● TASK GOAL: Reproduce the entire listing word for word.

● DATA TO USE:
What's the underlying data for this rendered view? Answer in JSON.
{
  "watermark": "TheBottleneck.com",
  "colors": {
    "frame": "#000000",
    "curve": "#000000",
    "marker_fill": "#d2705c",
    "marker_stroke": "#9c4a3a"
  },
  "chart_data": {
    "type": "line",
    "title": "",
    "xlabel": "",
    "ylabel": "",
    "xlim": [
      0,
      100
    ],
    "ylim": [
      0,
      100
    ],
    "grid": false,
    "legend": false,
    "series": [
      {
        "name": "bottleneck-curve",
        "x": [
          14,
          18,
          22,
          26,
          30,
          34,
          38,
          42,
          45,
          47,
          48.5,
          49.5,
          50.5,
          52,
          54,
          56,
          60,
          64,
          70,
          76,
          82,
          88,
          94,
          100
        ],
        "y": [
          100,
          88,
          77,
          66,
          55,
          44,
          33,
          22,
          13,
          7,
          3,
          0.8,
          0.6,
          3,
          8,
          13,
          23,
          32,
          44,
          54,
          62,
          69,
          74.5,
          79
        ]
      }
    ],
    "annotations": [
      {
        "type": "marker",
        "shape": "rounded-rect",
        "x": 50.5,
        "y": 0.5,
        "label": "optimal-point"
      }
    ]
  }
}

● SOLUTION FOR THIS PROBLEM:
What's the underlying data for this rendered view? Answer in JSON.
{
  "watermark": "TheBottleneck.com",
  "colors": {
    "frame": "#000000",
    "curve": "#000000",
    "marker_fill": "#d2705c",
    "marker_stroke": "#9c4a3a"
  },
  "chart_data": {
    "type": "line",
    "title": "",
    "xlabel": "",
    "ylabel": "",
    "xlim": [
      0,
      100
    ],
    "ylim": [
      0,
      100
    ],
    "grid": false,
    "legend": false,
    "series": [
      {
        "name": "bottleneck-curve",
        "x": [
          14,
          18,
          22,
          26,
          30,
          34,
          38,
          42,
          45,
          47,
          48.5,
          49.5,
          50.5,
          52,
          54,
          56,
          60,
          64,
          70,
          76,
          82,
          88,
          94,
          100
        ],
        "y": [
          100,
          88,
          77,
          66,
          55,
          44,
          33,
          22,
          13,
          7,
          3,
          0.8,
          0.6,
          3,
          8,
          13,
          23,
          32,
          44,
          54,
          62,
          69,
          74.5,
          79
        ]
      }
    ],
    "annotations": [
      {
        "type": "marker",
        "shape": "rounded-rect",
        "x": 50.5,
        "y": 0.5,
        "label": "optimal-point"
      }
    ]
  }
}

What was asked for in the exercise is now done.